**Work required**. From the entries below, pull out each line where "prosím" appears.

[Collected data entries]
-- BEGIN --
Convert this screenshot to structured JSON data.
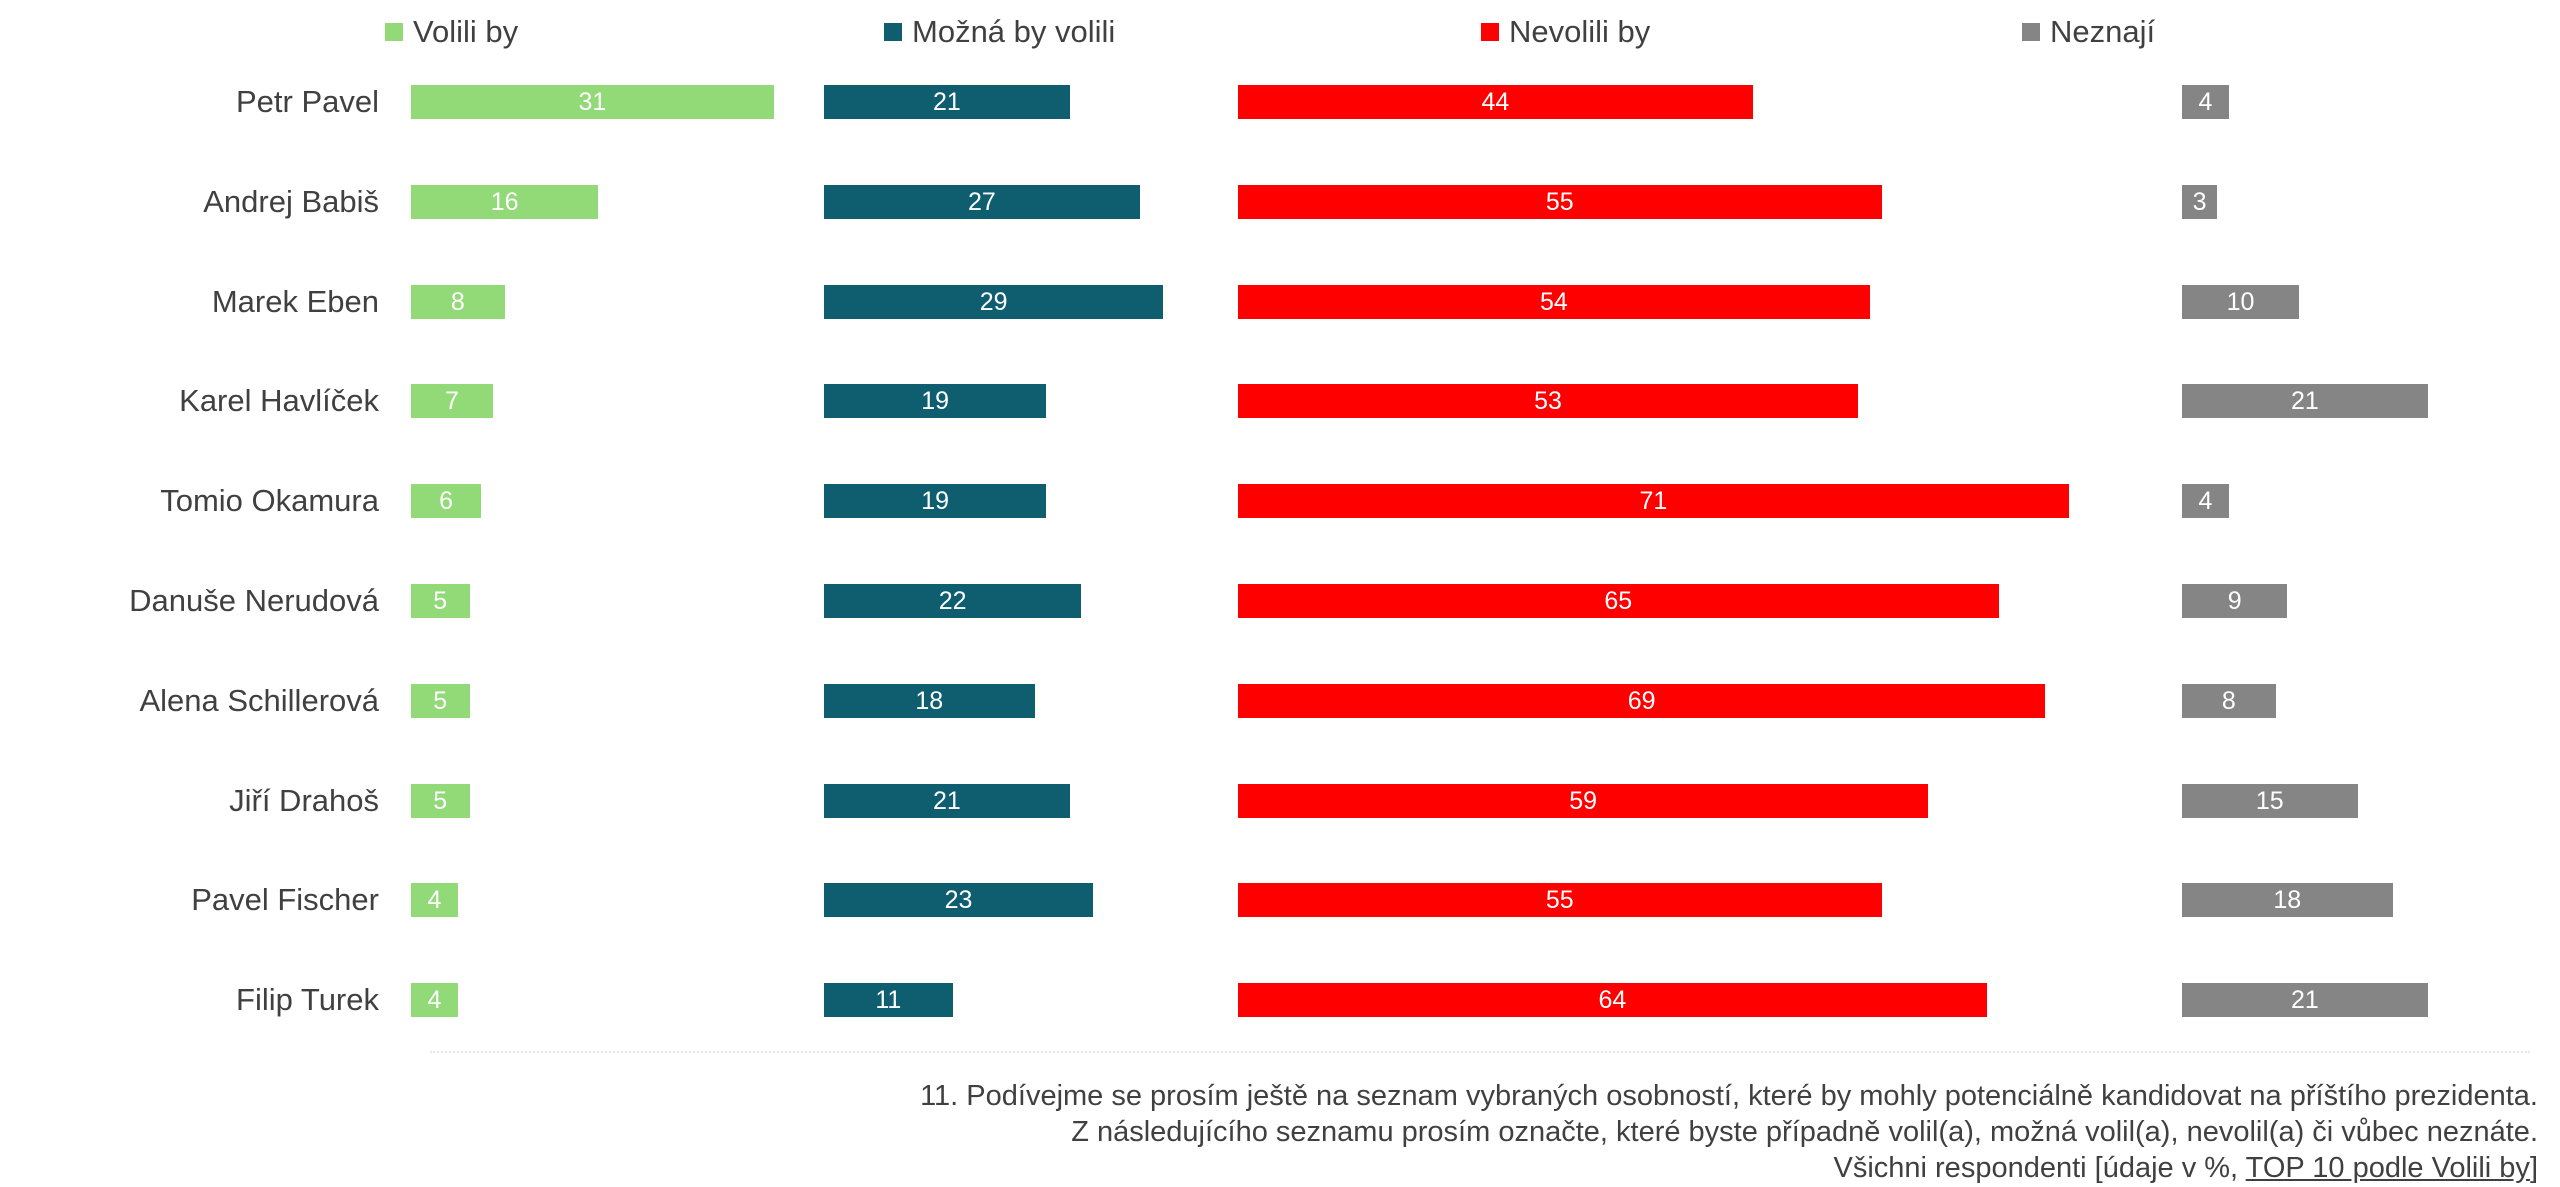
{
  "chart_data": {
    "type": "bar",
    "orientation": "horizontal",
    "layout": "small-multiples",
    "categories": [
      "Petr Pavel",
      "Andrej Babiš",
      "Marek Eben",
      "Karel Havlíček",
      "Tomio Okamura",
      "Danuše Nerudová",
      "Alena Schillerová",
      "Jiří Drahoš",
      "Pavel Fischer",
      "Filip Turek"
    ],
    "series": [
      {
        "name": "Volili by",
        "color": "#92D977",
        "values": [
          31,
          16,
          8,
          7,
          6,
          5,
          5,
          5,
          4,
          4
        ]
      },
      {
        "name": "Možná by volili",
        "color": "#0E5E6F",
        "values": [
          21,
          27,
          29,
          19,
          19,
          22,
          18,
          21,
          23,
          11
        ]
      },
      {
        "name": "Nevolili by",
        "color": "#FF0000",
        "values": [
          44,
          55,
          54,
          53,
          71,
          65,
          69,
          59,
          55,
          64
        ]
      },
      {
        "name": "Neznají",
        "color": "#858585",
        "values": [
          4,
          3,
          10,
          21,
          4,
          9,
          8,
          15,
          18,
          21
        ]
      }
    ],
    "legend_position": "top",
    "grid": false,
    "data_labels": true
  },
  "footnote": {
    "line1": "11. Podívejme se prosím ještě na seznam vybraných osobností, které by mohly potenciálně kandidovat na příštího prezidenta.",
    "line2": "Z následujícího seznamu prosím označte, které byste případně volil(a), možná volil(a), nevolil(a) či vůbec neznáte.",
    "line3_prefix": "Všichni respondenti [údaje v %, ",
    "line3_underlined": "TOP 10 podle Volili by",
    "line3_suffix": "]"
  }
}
-- END --
-- BEGIN --
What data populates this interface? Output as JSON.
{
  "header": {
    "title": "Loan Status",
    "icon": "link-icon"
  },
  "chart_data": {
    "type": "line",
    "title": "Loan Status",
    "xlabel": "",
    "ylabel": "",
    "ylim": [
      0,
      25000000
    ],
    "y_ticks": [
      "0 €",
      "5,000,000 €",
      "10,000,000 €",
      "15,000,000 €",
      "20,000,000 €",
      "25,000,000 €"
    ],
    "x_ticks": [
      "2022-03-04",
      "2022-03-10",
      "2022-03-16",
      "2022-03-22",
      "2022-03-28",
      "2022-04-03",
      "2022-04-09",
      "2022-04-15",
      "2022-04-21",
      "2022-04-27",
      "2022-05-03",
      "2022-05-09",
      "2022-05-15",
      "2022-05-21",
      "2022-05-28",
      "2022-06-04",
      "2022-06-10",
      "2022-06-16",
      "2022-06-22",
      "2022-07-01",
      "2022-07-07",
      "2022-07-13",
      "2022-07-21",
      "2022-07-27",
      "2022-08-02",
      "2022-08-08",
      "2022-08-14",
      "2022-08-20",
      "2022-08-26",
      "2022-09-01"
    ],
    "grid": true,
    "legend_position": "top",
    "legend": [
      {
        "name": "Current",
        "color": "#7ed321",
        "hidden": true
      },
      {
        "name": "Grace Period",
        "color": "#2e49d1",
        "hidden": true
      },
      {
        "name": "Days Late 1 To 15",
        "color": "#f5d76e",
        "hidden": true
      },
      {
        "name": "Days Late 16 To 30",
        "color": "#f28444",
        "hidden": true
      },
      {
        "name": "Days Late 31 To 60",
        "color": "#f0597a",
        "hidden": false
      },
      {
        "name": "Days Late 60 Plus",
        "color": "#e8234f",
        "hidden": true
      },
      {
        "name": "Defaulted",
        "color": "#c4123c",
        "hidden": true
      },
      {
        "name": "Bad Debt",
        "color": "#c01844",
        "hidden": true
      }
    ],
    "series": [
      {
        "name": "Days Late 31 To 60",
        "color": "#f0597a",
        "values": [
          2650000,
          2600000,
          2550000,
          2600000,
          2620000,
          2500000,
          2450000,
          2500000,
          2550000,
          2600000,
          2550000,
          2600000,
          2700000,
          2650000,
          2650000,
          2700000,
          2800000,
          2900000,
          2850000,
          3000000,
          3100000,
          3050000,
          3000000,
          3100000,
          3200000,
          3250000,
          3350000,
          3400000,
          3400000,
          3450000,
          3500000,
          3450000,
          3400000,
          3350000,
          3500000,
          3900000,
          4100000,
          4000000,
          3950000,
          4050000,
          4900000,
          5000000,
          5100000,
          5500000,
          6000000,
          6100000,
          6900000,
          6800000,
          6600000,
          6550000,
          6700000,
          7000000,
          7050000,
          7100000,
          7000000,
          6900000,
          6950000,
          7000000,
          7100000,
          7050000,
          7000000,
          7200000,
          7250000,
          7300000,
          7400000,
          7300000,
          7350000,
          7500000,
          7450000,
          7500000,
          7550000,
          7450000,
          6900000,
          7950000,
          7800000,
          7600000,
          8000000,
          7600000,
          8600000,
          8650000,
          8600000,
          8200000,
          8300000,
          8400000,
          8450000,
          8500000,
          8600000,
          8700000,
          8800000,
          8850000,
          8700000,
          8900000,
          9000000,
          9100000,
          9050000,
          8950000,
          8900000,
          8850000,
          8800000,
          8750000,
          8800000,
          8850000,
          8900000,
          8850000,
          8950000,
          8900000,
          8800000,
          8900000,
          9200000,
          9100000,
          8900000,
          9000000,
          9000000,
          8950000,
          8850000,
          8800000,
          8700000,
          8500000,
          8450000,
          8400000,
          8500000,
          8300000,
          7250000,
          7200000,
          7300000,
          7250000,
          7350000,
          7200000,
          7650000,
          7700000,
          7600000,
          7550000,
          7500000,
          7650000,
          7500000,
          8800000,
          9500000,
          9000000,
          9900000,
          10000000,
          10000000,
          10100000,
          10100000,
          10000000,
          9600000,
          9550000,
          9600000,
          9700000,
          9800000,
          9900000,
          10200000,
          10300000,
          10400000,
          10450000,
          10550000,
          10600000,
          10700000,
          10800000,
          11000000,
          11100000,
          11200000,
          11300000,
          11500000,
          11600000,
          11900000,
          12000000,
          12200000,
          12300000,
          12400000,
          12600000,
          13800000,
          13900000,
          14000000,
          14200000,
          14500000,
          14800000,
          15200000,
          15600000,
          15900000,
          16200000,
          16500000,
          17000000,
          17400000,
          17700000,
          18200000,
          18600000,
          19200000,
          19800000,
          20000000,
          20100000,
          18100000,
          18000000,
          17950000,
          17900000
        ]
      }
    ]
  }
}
-- END --
**Problem solution**.
    "line1": "11. Podívejme se prosím ještě na seznam vybraných osobností, které by mohly potenciálně kandidovat na příštího prezidenta.",
    "line2": "Z následujícího seznamu prosím označte, které byste případně volil(a), možná volil(a), nevolil(a) či vůbec neznáte.",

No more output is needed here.